* [Explore the material]:
1 - Answer these from the journaling blog post:
(a) What device does the writer have for keeping a journal?
(b) What kind of blog does the person asking about Penzu keep?
(c) After emailing a letter to friends, where does the writer store a copy?
2 - Pick up the journaling blog post after its last sentence and continue it.
··· Exercise passage
So far, I’ve resisted the urge to pick up a netbook computer or some kind of smartphone. For keeping a journal, I have this NEO. And I think it will be nice to be totally unplugged for a while. I’m tired of computers at the moment. I think having easy access to the Internet while on the road would be extremely distracting. There are advantages to having access to all that information, but one can get by without it. It isn’t absolutely necessary. And the Internet can be a problem, too. It can be a barrier between people. You need information as you travel, of course, but it’s more fun to get that information from people than from the Internet.
Tags: bike, Canada, Lin Tai Tai, Taiwan
Hi there, I’ve been searching about Penzu and I plan to use is as an online journal. I keep an anonymous WordPress blog and although there is no way for people to know me as the author, I find myself filtering my thoughts / words when I write.
My question is: is there any significant difference in the way you write on Penzu over writing on WordPress? Are you more fearless when you write on Penzu and more conscious when you write on WordPress?
Hi, Thea.
The short answer is yes, absolutely there is a difference. I’m much more fearless when I write on Penzu than when I write for this blog. That just makes sense, I guess. What I use Penzu for is simply online storage for my own personal journal. So I don’t have to worry at all about what I write. No one will read it but me.
There is a much longer answer to your question, though. The thing is that I don’t actually write specifically for one or the other – for Penzu or for this blog. What I start off writing are actually letters – long detailed letters to friends. I email that letter to my friends, and then I store a copy on Penzu for myself. Finally, I go over the letter and edit out the more personal bits I don’t want public and put what’s left on this blog.
The thing is that if I were writing solely for a personal journal on Penzu, I would probably write in a very sparse manner with little detail or information. It would be very emotional with very little actual information in it. That’s normal for a personal journal or diary. But I want to keep a more detailed record than that. And writing just for myself, I’m not very motivated.
······
··· Record extracts
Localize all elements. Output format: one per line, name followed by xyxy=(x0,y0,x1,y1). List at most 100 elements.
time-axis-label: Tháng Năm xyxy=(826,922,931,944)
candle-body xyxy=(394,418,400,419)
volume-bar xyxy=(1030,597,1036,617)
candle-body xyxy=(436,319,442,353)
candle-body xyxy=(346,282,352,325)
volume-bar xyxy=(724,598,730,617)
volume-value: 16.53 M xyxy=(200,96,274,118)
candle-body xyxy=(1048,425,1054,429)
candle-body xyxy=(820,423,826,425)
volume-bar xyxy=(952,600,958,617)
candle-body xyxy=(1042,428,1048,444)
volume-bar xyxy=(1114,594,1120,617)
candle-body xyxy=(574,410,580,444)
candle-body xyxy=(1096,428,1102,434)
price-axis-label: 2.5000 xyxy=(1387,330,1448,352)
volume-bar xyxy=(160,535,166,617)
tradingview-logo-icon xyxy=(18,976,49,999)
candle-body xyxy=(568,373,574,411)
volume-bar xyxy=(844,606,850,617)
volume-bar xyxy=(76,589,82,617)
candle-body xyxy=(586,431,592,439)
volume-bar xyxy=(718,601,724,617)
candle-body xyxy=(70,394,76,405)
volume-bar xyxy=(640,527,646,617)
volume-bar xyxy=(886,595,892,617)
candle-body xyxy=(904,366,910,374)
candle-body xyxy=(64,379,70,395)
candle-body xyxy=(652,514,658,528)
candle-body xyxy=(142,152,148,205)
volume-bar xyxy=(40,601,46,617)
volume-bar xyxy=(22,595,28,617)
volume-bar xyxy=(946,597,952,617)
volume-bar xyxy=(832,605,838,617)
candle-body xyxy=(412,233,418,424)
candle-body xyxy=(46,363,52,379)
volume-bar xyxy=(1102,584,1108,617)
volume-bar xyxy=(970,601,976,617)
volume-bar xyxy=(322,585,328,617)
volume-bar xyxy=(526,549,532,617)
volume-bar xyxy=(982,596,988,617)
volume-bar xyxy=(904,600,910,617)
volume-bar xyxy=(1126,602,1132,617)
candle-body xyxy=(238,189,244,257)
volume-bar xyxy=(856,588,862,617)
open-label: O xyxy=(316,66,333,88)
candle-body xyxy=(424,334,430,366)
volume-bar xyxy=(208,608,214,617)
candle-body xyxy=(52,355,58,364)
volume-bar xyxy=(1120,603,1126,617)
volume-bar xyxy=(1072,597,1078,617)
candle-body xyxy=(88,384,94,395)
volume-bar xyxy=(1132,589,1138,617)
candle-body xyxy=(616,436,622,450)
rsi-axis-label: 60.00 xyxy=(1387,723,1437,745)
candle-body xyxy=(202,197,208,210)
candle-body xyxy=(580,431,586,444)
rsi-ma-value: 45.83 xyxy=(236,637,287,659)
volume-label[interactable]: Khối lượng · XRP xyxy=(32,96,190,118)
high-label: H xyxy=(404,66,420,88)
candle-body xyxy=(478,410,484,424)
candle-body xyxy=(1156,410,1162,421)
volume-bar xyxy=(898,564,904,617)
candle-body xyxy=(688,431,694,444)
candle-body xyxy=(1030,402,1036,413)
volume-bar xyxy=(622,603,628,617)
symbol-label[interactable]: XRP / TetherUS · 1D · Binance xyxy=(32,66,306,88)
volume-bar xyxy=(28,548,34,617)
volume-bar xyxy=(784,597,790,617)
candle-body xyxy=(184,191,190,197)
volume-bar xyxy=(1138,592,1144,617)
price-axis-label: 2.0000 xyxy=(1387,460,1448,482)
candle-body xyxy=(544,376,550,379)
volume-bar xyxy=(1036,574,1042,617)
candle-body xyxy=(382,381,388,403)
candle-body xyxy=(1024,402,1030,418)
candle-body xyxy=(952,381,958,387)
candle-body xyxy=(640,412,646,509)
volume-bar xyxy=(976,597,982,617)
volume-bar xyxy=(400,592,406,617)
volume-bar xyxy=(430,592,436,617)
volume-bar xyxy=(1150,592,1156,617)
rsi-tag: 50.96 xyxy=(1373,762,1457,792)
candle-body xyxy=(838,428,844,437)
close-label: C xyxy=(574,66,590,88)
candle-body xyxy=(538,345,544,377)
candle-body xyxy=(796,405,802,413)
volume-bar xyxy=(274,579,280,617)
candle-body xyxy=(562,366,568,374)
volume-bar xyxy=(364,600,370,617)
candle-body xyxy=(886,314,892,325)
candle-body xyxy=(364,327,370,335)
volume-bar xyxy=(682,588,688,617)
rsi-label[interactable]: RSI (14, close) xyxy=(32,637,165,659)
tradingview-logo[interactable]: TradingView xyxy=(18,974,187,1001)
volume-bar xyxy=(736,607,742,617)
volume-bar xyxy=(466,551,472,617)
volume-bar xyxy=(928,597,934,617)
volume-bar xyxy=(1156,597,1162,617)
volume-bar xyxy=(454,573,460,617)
······
* [List of answers]:
1 -
(a) A NEO.
(b) An anonymous WordPress blog.
(c) On Penzu.

2 -
So over the years, I’ve developed this somewhat odd style of writing a letter-slash-journal. It came out of travelling in the past. Instead of writing a private journal, I would write letters. And since I was writing to a person, I had an audience in my mind, and I would be motivated to write at length and include lots of information and details. I’d generally write to someone I knew well enough that I didn’t have to worry much about what I included. I could write about anything. I’d keep a copy of these letters – whether paper or digital – and that collection of letters became my journal. Of course, I’d occasionally also write just for me, and add that to the mix.
A WordPress blog, like this one, is a completely different beast. To be honest, I don’t really know what it is for or even why I have it. I’m still working that out. The original idea was to simply have a much wider and more general audience for my travel letters or travel journal – to feel connected with people in the world. It hasn’t really worked out that way yet, but, as I said, I’m still working it out. I also haven’t been doing any cycle touring. So there hasn’t been any cycling for the so-called Cycling Canadian to write about. That will change as of February 28th when I hop on a plane to the Philippines with my bicycle. We’ll see how that goes.
Thanks for the comment and question!